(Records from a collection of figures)

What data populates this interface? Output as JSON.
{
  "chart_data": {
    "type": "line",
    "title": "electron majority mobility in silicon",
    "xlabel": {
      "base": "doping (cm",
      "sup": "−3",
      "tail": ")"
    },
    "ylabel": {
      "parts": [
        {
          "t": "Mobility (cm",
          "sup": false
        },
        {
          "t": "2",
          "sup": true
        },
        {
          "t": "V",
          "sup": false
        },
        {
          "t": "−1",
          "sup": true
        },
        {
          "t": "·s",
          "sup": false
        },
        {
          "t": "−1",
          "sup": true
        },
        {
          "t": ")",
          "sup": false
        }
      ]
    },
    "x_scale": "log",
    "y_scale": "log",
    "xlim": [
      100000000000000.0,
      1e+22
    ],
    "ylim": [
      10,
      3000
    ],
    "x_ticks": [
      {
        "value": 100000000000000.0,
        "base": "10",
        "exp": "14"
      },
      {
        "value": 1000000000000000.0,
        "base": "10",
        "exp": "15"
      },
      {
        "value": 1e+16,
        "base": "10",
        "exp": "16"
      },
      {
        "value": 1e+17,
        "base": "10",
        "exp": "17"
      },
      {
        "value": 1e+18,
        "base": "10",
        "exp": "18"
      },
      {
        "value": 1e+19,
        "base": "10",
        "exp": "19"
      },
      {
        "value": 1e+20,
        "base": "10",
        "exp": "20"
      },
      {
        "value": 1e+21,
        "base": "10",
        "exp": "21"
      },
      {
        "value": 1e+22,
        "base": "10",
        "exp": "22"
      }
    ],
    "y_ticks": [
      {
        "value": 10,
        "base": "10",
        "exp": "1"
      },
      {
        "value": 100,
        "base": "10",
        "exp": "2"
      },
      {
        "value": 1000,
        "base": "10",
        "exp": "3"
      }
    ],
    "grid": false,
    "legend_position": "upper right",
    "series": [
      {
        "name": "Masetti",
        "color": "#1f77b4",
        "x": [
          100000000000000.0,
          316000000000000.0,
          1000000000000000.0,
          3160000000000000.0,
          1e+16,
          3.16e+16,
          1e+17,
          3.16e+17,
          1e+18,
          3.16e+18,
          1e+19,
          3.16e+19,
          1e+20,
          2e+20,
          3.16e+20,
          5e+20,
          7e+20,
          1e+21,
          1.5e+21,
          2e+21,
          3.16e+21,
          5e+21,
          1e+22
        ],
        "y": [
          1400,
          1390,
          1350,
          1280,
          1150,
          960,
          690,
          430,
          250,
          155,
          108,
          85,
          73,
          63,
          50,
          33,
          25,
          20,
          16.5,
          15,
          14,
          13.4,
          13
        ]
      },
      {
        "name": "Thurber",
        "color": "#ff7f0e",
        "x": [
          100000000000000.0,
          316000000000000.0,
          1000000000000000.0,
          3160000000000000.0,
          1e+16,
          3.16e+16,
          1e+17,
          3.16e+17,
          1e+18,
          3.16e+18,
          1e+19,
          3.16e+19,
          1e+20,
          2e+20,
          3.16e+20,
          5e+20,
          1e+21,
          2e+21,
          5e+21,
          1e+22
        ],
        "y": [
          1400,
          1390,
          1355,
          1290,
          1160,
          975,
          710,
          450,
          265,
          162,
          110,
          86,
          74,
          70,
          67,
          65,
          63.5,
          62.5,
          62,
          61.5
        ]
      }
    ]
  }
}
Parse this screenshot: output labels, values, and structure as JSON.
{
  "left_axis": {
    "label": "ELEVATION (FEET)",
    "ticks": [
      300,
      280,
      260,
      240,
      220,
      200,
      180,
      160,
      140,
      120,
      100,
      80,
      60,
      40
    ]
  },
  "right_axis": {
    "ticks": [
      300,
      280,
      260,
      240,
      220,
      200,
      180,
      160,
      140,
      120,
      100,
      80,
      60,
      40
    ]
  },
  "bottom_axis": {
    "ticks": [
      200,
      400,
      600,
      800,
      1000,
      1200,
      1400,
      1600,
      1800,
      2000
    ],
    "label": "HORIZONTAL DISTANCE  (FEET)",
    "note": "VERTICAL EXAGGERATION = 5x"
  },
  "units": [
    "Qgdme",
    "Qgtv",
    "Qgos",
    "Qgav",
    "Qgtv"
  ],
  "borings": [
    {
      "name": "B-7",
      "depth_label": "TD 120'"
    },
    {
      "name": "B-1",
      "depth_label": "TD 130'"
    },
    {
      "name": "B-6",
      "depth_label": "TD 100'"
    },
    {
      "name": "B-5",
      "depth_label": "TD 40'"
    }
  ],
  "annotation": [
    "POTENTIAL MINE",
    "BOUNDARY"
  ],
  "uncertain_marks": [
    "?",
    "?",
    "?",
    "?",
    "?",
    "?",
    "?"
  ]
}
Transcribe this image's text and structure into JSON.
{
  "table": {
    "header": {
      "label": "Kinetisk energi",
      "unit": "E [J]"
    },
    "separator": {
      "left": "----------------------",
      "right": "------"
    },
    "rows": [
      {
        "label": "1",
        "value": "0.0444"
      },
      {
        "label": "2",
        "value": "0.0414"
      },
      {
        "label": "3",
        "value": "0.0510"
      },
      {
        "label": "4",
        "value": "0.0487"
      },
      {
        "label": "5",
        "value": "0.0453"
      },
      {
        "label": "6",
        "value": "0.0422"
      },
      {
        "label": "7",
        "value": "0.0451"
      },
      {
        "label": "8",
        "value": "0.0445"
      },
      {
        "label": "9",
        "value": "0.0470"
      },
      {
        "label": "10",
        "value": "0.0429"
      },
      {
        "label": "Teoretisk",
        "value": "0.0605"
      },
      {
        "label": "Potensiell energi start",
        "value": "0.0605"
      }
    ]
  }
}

### [GOAL]
From the data above, extract every line in its exact form.

### [WRITTEN REPLY]
What data populates this interface? Output as JSON.
{
  "chart_data": {
    "type": "line",
    "title": "electron majority mobility in silicon",
    "xlabel": {
      "base": "doping (cm",
      "sup": "−3",
      "tail": ")"
    },
    "ylabel": {
      "parts": [
        {
          "t": "Mobility (cm",
          "sup": false
        },
        {
          "t": "2",
          "sup": true
        },
        {
          "t": "V",
          "sup": false
        },
        {
          "t": "−1",
          "sup": true
        },
        {
          "t": "·s",
          "sup": false
        },
        {
          "t": "−1",
          "sup": true
        },
        {
          "t": ")",
          "sup": false
        }
      ]
    },
    "x_scale": "log",
    "y_scale": "log",
    "xlim": [
      100000000000000.0,
      1e+22
    ],
    "ylim": [
      10,
      3000
    ],
    "x_ticks": [
      {
        "value": 100000000000000.0,
        "base": "10",
        "exp": "14"
      },
      {
        "value": 1000000000000000.0,
        "base": "10",
        "exp": "15"
      },
      {
        "value": 1e+16,
        "base": "10",
        "exp": "16"
      },
      {
        "value": 1e+17,
        "base": "10",
        "exp": "17"
      },
      {
        "value": 1e+18,
        "base": "10",
        "exp": "18"
      },
      {
        "value": 1e+19,
        "base": "10",
        "exp": "19"
      },
      {
        "value": 1e+20,
        "base": "10",
        "exp": "20"
      },
      {
        "value": 1e+21,
        "base": "10",
        "exp": "21"
      },
      {
        "value": 1e+22,
        "base": "10",
        "exp": "22"
      }
    ],
    "y_ticks": [
      {
        "value": 10,
        "base": "10",
        "exp": "1"
      },
      {
        "value": 100,
        "base": "10",
        "exp": "2"
      },
      {
        "value": 1000,
        "base": "10",
        "exp": "3"
      }
    ],
    "grid": false,
    "legend_position": "upper right",
    "series": [
      {
        "name": "Masetti",
        "color": "#1f77b4",
        "x": [
          100000000000000.0,
          316000000000000.0,
          1000000000000000.0,
          3160000000000000.0,
          1e+16,
          3.16e+16,
          1e+17,
          3.16e+17,
          1e+18,
          3.16e+18,
          1e+19,
          3.16e+19,
          1e+20,
          2e+20,
          3.16e+20,
          5e+20,
          7e+20,
          1e+21,
          1.5e+21,
          2e+21,
          3.16e+21,
          5e+21,
          1e+22
        ],
        "y": [
          1400,
          1390,
          1350,
          1280,
          1150,
          960,
          690,
          430,
          250,
          155,
          108,
          85,
          73,
          63,
          50,
          33,
          25,
          20,
          16.5,
          15,
          14,
          13.4,
          13
        ]
      },
      {
        "name": "Thurber",
        "color": "#ff7f0e",
        "x": [
          100000000000000.0,
          316000000000000.0,
          1000000000000000.0,
          3160000000000000.0,
          1e+16,
          3.16e+16,
          1e+17,
          3.16e+17,
          1e+18,
          3.16e+18,
          1e+19,
          3.16e+19,
          1e+20,
          2e+20,
          3.16e+20,
          5e+20,
          1e+21,
          2e+21,
          5e+21,
          1e+22
        ],
        "y": [
          1400,
          1390,
          1355,
          1290,
          1160,
          975,
          710,
          450,
          265,
          162,
          110,
          86,
          74,
          70,
          67,
          65,
          63.5,
          62.5,
          62,
          61.5
        ]
      }
    ]
  }
}
Parse this screenshot: output labels, values, and structure as JSON.
{
  "left_axis": {
    "label": "ELEVATION (FEET)",
    "ticks": [
      300,
      280,
      260,
      240,
      220,
      200,
      180,
      160,
      140,
      120,
      100,
      80,
      60,
      40
    ]
  },
  "right_axis": {
    "ticks": [
      300,
      280,
      260,
      240,
      220,
      200,
      180,
      160,
      140,
      120,
      100,
      80,
      60,
      40
    ]
  },
  "bottom_axis": {
    "ticks": [
      200,
      400,
      600,
      800,
      1000,
      1200,
      1400,
      1600,
      1800,
      2000
    ],
    "label": "HORIZONTAL DISTANCE  (FEET)",
    "note": "VERTICAL EXAGGERATION = 5x"
  },
  "units": [
    "Qgdme",
    "Qgtv",
    "Qgos",
    "Qgav",
    "Qgtv"
  ],
  "borings": [
    {
      "name": "B-7",
      "depth_label": "TD 120'"
    },
    {
      "name": "B-1",
      "depth_label": "TD 130'"
    },
    {
      "name": "B-6",
      "depth_label": "TD 100'"
    },
    {
      "name": "B-5",
      "depth_label": "TD 40'"
    }
  ],
  "annotation": [
    "POTENTIAL MINE",
    "BOUNDARY"
  ],
  "uncertain_marks": [
    "?",
    "?",
    "?",
    "?",
    "?",
    "?",
    "?"
  ]
}
Transcribe this image's text and structure into JSON.
{
  "table": {
    "header": {
      "label": "Kinetisk energi",
      "unit": "E [J]"
    },
    "separator": {
      "left": "----------------------",
      "right": "------"
    },
    "rows": [
      {
        "label": "1",
        "value": "0.0444"
      },
      {
        "label": "2",
        "value": "0.0414"
      },
      {
        "label": "3",
        "value": "0.0510"
      },
      {
        "label": "4",
        "value": "0.0487"
      },
      {
        "label": "5",
        "value": "0.0453"
      },
      {
        "label": "6",
        "value": "0.0422"
      },
      {
        "label": "7",
        "value": "0.0451"
      },
      {
        "label": "8",
        "value": "0.0445"
      },
      {
        "label": "9",
        "value": "0.0470"
      },
      {
        "label": "10",
        "value": "0.0429"
      },
      {
        "label": "Teoretisk",
        "value": "0.0605"
      },
      {
        "label": "Potensiell energi start",
        "value": "0.0605"
      }
    ]
  }
}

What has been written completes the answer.